▶ _AIM OF THE EXERCISE_:
Copy every line in which the string "aiment" occurs.

▶ _RECORDED DATA_:
<<<<
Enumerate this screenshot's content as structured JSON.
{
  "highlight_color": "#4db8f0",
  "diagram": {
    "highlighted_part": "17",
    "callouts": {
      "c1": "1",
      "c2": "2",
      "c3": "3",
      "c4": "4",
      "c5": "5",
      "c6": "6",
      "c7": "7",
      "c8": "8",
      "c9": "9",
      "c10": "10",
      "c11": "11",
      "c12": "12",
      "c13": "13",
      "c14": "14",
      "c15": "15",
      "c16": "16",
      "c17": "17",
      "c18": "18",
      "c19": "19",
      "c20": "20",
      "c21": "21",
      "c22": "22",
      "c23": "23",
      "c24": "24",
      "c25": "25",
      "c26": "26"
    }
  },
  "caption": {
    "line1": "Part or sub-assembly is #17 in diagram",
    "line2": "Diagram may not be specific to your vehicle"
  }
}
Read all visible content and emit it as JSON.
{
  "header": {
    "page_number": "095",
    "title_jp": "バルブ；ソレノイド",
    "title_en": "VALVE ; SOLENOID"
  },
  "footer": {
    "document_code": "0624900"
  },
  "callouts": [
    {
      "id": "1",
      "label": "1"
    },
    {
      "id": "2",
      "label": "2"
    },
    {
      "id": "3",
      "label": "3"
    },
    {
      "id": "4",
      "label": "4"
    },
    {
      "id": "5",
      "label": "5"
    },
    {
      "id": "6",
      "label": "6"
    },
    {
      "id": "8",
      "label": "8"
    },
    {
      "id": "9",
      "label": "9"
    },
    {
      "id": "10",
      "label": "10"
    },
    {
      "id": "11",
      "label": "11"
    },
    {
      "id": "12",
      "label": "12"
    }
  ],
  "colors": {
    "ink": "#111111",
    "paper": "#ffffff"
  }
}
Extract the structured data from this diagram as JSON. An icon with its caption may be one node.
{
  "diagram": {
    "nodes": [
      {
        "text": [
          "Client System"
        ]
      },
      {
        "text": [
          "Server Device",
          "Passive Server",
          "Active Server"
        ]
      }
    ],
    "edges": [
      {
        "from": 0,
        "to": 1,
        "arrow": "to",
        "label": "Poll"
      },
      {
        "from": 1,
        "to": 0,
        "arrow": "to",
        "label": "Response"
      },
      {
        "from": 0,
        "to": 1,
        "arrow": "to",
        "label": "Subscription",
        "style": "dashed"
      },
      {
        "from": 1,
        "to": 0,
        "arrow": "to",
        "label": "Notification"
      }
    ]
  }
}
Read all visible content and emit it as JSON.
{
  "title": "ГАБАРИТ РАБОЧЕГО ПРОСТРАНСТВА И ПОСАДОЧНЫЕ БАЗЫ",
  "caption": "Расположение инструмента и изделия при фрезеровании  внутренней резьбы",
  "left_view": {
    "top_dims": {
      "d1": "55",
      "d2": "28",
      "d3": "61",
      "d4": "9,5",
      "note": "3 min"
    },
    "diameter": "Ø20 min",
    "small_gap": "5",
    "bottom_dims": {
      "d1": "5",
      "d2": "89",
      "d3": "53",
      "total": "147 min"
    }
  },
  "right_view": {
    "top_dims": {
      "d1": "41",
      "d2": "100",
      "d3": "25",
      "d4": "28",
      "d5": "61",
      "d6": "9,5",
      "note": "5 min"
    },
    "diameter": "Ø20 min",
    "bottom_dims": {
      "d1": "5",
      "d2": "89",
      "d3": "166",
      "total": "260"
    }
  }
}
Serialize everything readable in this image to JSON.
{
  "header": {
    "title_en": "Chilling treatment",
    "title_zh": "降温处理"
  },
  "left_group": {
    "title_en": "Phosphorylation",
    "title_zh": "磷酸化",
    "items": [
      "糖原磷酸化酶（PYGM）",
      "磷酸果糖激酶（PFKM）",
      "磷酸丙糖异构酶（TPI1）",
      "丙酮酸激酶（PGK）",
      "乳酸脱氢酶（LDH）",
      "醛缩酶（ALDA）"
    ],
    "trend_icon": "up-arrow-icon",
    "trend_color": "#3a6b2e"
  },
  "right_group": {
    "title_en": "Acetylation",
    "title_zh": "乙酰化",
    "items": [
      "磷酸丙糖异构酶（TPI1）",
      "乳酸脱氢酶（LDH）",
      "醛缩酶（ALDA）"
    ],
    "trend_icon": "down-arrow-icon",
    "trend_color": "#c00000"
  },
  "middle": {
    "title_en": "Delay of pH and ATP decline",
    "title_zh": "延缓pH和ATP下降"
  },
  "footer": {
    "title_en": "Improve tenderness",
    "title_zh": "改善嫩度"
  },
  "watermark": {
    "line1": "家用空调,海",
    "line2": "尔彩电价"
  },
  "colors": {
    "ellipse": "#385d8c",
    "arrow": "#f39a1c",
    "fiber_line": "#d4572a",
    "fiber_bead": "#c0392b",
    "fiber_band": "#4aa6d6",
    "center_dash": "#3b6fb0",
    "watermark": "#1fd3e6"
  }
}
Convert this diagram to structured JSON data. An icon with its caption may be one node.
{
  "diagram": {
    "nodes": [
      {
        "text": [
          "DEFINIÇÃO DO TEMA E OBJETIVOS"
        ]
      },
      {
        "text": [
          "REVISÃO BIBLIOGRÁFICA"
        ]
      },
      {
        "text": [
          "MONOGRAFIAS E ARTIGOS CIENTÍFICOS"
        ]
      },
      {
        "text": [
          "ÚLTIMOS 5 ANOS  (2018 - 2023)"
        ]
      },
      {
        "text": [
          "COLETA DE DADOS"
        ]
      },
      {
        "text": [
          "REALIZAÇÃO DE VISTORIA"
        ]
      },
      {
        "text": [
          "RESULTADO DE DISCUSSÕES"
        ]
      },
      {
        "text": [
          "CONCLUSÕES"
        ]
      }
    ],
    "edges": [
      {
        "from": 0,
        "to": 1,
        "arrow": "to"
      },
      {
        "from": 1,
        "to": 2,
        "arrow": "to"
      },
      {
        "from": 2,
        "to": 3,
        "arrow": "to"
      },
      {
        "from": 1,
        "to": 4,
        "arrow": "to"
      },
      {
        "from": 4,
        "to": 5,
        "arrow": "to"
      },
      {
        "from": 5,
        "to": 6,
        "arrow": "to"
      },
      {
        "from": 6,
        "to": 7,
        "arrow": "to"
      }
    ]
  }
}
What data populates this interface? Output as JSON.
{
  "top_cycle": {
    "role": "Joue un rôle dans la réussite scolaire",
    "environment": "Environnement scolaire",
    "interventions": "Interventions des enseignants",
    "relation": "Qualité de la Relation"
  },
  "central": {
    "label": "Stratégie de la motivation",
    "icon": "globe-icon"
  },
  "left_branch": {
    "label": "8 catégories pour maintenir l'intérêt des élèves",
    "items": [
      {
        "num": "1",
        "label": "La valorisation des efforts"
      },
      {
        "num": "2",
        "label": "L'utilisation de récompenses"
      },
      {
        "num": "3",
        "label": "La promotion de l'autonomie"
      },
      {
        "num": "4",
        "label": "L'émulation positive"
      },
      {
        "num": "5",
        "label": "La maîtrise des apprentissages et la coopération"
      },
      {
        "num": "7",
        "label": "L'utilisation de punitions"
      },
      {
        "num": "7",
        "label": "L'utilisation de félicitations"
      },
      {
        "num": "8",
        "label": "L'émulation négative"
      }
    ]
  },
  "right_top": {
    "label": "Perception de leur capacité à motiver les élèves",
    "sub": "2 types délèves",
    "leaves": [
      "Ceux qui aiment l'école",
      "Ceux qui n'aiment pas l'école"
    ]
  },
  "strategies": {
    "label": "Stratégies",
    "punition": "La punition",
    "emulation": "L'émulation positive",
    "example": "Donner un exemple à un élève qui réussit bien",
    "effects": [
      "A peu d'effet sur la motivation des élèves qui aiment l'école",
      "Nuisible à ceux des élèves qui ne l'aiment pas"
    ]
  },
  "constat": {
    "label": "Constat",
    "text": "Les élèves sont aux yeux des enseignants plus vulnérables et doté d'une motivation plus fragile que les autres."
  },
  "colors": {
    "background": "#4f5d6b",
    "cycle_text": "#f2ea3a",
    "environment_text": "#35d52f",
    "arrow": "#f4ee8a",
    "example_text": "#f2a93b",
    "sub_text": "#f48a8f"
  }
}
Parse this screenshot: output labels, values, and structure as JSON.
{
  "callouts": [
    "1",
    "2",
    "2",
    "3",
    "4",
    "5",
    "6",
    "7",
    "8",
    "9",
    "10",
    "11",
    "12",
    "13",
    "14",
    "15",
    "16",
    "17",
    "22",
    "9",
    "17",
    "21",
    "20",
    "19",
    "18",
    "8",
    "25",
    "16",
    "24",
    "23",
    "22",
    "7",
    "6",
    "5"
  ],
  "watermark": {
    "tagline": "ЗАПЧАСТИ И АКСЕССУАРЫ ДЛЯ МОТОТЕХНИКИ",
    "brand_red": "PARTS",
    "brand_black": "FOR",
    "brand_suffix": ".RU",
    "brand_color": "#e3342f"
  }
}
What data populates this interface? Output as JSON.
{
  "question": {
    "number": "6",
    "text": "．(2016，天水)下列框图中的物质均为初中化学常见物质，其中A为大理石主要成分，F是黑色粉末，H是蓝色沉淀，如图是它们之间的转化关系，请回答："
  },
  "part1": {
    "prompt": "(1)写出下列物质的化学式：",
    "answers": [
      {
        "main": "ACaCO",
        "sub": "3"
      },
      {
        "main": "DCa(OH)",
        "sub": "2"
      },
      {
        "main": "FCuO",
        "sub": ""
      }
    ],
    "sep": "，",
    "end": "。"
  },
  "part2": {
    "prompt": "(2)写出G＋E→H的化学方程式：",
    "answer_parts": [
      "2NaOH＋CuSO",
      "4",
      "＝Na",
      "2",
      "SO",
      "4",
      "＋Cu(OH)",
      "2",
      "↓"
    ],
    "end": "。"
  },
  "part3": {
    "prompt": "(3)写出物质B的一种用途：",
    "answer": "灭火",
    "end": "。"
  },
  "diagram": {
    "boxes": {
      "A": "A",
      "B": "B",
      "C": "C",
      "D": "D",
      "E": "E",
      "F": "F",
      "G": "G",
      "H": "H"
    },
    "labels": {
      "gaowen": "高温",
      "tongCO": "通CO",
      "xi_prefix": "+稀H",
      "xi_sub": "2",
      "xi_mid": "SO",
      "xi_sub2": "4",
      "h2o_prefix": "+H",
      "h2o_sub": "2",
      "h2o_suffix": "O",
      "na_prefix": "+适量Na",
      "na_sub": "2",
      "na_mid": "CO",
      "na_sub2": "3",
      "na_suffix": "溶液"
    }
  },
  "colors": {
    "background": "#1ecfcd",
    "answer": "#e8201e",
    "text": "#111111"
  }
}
>>>>
▶ _SOLUTION TO THIS TASK_:
      "Ceux qui aiment l'école",
      "Ceux qui n'aiment pas l'école"
      "A peu d'effet sur la motivation des élèves qui aiment l'école",
      "Nuisible à ceux des élèves qui ne l'aiment pas"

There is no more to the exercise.